__Exercise description__
Retype the material that follows, keeping every word as it is.

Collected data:
----------
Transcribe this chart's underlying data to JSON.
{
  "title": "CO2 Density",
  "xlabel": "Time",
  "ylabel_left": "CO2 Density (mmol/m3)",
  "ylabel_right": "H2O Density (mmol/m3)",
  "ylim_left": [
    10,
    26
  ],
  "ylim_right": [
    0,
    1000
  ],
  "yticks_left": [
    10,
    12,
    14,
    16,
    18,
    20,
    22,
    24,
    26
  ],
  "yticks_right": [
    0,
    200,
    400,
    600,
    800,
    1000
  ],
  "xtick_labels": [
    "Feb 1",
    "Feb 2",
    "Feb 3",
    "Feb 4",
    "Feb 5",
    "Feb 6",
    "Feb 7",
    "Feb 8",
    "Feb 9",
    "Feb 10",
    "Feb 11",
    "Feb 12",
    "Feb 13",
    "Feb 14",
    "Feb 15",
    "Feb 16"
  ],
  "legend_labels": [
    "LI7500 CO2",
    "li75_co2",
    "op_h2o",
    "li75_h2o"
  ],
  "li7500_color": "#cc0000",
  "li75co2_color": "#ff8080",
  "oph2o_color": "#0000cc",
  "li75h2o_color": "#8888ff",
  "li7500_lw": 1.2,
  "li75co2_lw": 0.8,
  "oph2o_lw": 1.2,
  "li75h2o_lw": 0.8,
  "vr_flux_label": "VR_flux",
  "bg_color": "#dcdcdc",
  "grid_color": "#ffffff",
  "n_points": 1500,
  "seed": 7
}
----------
__Full output__
Transcribe this chart's underlying data to JSON.
{
  "title": "CO2 Density",
  "xlabel": "Time",
  "ylabel_left": "CO2 Density (mmol/m3)",
  "ylabel_right": "H2O Density (mmol/m3)",
  "ylim_left": [
    10,
    26
  ],
  "ylim_right": [
    0,
    1000
  ],
  "yticks_left": [
    10,
    12,
    14,
    16,
    18,
    20,
    22,
    24,
    26
  ],
  "yticks_right": [
    0,
    200,
    400,
    600,
    800,
    1000
  ],
  "xtick_labels": [
    "Feb 1",
    "Feb 2",
    "Feb 3",
    "Feb 4",
    "Feb 5",
    "Feb 6",
    "Feb 7",
    "Feb 8",
    "Feb 9",
    "Feb 10",
    "Feb 11",
    "Feb 12",
    "Feb 13",
    "Feb 14",
    "Feb 15",
    "Feb 16"
  ],
  "legend_labels": [
    "LI7500 CO2",
    "li75_co2",
    "op_h2o",
    "li75_h2o"
  ],
  "li7500_color": "#cc0000",
  "li75co2_color": "#ff8080",
  "oph2o_color": "#0000cc",
  "li75h2o_color": "#8888ff",
  "li7500_lw": 1.2,
  "li75co2_lw": 0.8,
  "oph2o_lw": 1.2,
  "li75h2o_lw": 0.8,
  "vr_flux_label": "VR_flux",
  "bg_color": "#dcdcdc",
  "grid_color": "#ffffff",
  "n_points": 1500,
  "seed": 7
}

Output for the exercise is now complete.